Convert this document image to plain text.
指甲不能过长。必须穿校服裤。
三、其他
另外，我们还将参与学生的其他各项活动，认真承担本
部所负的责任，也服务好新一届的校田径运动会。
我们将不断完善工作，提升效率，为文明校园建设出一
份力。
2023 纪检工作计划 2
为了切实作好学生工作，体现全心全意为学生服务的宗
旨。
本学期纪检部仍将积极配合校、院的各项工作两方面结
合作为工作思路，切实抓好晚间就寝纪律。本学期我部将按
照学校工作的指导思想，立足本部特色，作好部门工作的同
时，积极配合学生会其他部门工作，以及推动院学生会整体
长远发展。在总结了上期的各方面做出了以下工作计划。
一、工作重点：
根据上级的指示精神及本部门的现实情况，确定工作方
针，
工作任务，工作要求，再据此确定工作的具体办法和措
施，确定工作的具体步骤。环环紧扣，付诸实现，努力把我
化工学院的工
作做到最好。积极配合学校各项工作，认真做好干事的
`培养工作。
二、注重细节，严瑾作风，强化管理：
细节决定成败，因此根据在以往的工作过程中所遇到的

####################

What you should do ▸ Transcribe each entry exactly.

Solution to this exercise ▸
Convert this document image to plain text.
指甲不能过长。必须穿校服裤。
三、其他
另外，我们还将参与学生的其他各项活动，认真承担本
部所负的责任，也服务好新一届的校田径运动会。
我们将不断完善工作，提升效率，为文明校园建设出一
份力。
2023 纪检工作计划 2
为了切实作好学生工作，体现全心全意为学生服务的宗
旨。
本学期纪检部仍将积极配合校、院的各项工作两方面结
合作为工作思路，切实抓好晚间就寝纪律。本学期我部将按
照学校工作的指导思想，立足本部特色，作好部门工作的同
时，积极配合学生会其他部门工作，以及推动院学生会整体
长远发展。在总结了上期的各方面做出了以下工作计划。
一、工作重点：
根据上级的指示精神及本部门的现实情况，确定工作方
针，
工作任务，工作要求，再据此确定工作的具体办法和措
施，确定工作的具体步骤。环环紧扣，付诸实现，努力把我
化工学院的工
作做到最好。积极配合学校各项工作，认真做好干事的
`培养工作。
二、注重细节，严瑾作风，强化管理：
细节决定成败，因此根据在以往的工作过程中所遇到的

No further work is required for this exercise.